Stated exercise: Copy all the data exactly, except the pictures.

Stored records:
# # #
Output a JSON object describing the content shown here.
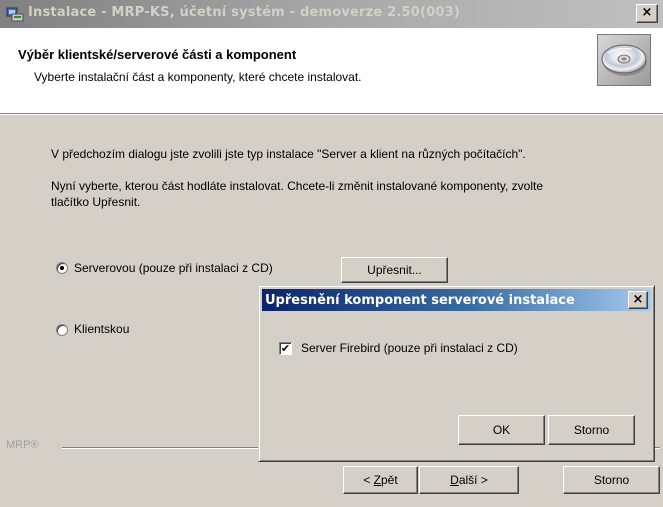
{
  "window": {
    "title": "Instalace - MRP-KS, účetní systém - demoverze 2.50(003)",
    "close_glyph": "×"
  },
  "header": {
    "title": "Výběr klientské/serverové části a komponent",
    "subtitle": "Vyberte instalační část a komponenty, které chcete instalovat."
  },
  "body": {
    "paragraph1": "V předchozím dialogu jste zvolili jste typ instalace \"Server a klient na různých počítačích\".",
    "paragraph2_line1": "Nyní vyberte, kterou část hodláte instalovat. Chcete-li změnit instalované komponenty, zvolte",
    "paragraph2_line2": "tlačítko Upřesnit."
  },
  "options": {
    "server_label": "Serverovou (pouze při instalaci z CD)",
    "server_selected": true,
    "client_label": "Klientskou",
    "client_selected": false,
    "details_button": "Upřesnit..."
  },
  "footer": {
    "brand": "MRP®",
    "back_prefix": "< ",
    "back_accel": "Z",
    "back_rest": "pět",
    "next_accel": "D",
    "next_rest": "alší >",
    "cancel": "Storno"
  },
  "dialog": {
    "title": "Upřesnění komponent serverové instalace",
    "close_glyph": "×",
    "checkbox_label": "Server Firebird (pouze při instalaci z CD)",
    "checkbox_checked": true,
    "check_glyph": "✔",
    "ok": "OK",
    "cancel": "Storno"
  },
  "colors": {
    "face": "#d4d0c8",
    "active_title": "#0a246a",
    "inactive_title": "#808080"
  },
  "icons": [
    "installer-app-icon",
    "cd-disc-icon",
    "close-icon",
    "check-icon"
  ]
}
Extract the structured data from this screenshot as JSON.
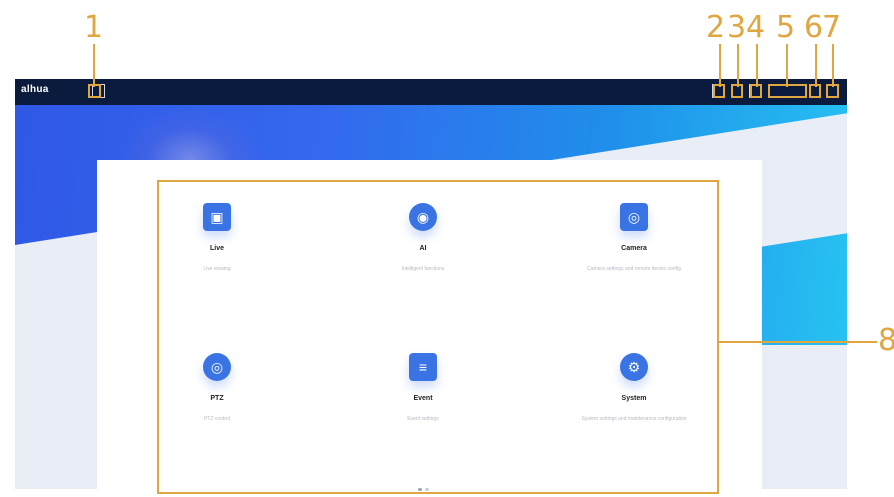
{
  "callouts": [
    "1",
    "2",
    "3",
    "4",
    "5",
    "6",
    "7",
    "8"
  ],
  "header": {
    "logo": "alhua"
  },
  "modules": [
    {
      "title": "Live",
      "desc": "Live viewing",
      "icon": "monitor-icon"
    },
    {
      "title": "AI",
      "desc": "Intelligent functions",
      "icon": "ai-icon"
    },
    {
      "title": "Camera",
      "desc": "Camera settings and remote device config",
      "icon": "camera-icon"
    },
    {
      "title": "PTZ",
      "desc": "PTZ control",
      "icon": "ptz-icon"
    },
    {
      "title": "Event",
      "desc": "Event settings",
      "icon": "event-icon"
    },
    {
      "title": "System",
      "desc": "System settings and maintenance configuration",
      "icon": "system-icon"
    }
  ],
  "colors": {
    "callout": "#e0a640",
    "topbar": "#0b1b3d",
    "icon": "#3a73e4",
    "banner_start": "#2f58e6",
    "banner_end": "#27c2f2"
  }
}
# # #
Response below:
Output a JSON object describing the content shown here.
{
  "window": {
    "title": "Instalace - MRP-KS, účetní systém - demoverze 2.50(003)",
    "close_glyph": "×"
  },
  "header": {
    "title": "Výběr klientské/serverové části a komponent",
    "subtitle": "Vyberte instalační část a komponenty, které chcete instalovat."
  },
  "body": {
    "paragraph1": "V předchozím dialogu jste zvolili jste typ instalace \"Server a klient na různých počítačích\".",
    "paragraph2_line1": "Nyní vyberte, kterou část hodláte instalovat. Chcete-li změnit instalované komponenty, zvolte",
    "paragraph2_line2": "tlačítko Upřesnit."
  },
  "options": {
    "server_label": "Serverovou (pouze při instalaci z CD)",
    "server_selected": true,
    "client_label": "Klientskou",
    "client_selected": false,
    "details_button": "Upřesnit..."
  },
  "footer": {
    "brand": "MRP®",
    "back_prefix": "< ",
    "back_accel": "Z",
    "back_rest": "pět",
    "next_accel": "D",
    "next_rest": "alší >",
    "cancel": "Storno"
  },
  "dialog": {
    "title": "Upřesnění komponent serverové instalace",
    "close_glyph": "×",
    "checkbox_label": "Server Firebird (pouze při instalaci z CD)",
    "checkbox_checked": true,
    "check_glyph": "✔",
    "ok": "OK",
    "cancel": "Storno"
  },
  "colors": {
    "face": "#d4d0c8",
    "active_title": "#0a246a",
    "inactive_title": "#808080"
  },
  "icons": [
    "installer-app-icon",
    "cd-disc-icon",
    "close-icon",
    "check-icon"
  ]
}
Extract the structured data from this screenshot as JSON.
{
  "callouts": [
    "1",
    "2",
    "3",
    "4",
    "5",
    "6",
    "7",
    "8"
  ],
  "header": {
    "logo": "alhua"
  },
  "modules": [
    {
      "title": "Live",
      "desc": "Live viewing",
      "icon": "monitor-icon"
    },
    {
      "title": "AI",
      "desc": "Intelligent functions",
      "icon": "ai-icon"
    },
    {
      "title": "Camera",
      "desc": "Camera settings and remote device config",
      "icon": "camera-icon"
    },
    {
      "title": "PTZ",
      "desc": "PTZ control",
      "icon": "ptz-icon"
    },
    {
      "title": "Event",
      "desc": "Event settings",
      "icon": "event-icon"
    },
    {
      "title": "System",
      "desc": "System settings and maintenance configuration",
      "icon": "system-icon"
    }
  ],
  "colors": {
    "callout": "#e0a640",
    "topbar": "#0b1b3d",
    "icon": "#3a73e4",
    "banner_start": "#2f58e6",
    "banner_end": "#27c2f2"
  }
}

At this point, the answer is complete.